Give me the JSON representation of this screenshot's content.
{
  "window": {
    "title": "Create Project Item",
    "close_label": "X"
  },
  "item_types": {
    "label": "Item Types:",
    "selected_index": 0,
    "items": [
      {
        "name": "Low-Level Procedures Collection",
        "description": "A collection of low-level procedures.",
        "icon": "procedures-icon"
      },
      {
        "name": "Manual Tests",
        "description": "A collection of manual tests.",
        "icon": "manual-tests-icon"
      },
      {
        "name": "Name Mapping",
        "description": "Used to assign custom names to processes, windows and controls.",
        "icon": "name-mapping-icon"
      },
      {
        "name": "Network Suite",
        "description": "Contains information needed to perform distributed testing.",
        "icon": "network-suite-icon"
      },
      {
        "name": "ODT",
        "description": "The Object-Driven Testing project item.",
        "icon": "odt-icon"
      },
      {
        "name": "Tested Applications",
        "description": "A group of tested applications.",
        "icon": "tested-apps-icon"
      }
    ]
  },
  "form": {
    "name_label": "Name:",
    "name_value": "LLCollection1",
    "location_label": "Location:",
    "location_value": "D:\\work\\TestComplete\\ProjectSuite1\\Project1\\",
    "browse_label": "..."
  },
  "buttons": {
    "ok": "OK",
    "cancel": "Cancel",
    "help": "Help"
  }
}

# # #

**Task instructions**
Please reproduce each record precisely as written.

**Reply to the exercise**
Give me the JSON representation of this screenshot's content.
{
  "window": {
    "title": "Create Project Item",
    "close_label": "X"
  },
  "item_types": {
    "label": "Item Types:",
    "selected_index": 0,
    "items": [
      {
        "name": "Low-Level Procedures Collection",
        "description": "A collection of low-level procedures.",
        "icon": "procedures-icon"
      },
      {
        "name": "Manual Tests",
        "description": "A collection of manual tests.",
        "icon": "manual-tests-icon"
      },
      {
        "name": "Name Mapping",
        "description": "Used to assign custom names to processes, windows and controls.",
        "icon": "name-mapping-icon"
      },
      {
        "name": "Network Suite",
        "description": "Contains information needed to perform distributed testing.",
        "icon": "network-suite-icon"
      },
      {
        "name": "ODT",
        "description": "The Object-Driven Testing project item.",
        "icon": "odt-icon"
      },
      {
        "name": "Tested Applications",
        "description": "A group of tested applications.",
        "icon": "tested-apps-icon"
      }
    ]
  },
  "form": {
    "name_label": "Name:",
    "name_value": "LLCollection1",
    "location_label": "Location:",
    "location_value": "D:\\work\\TestComplete\\ProjectSuite1\\Project1\\",
    "browse_label": "..."
  },
  "buttons": {
    "ok": "OK",
    "cancel": "Cancel",
    "help": "Help"
  }
}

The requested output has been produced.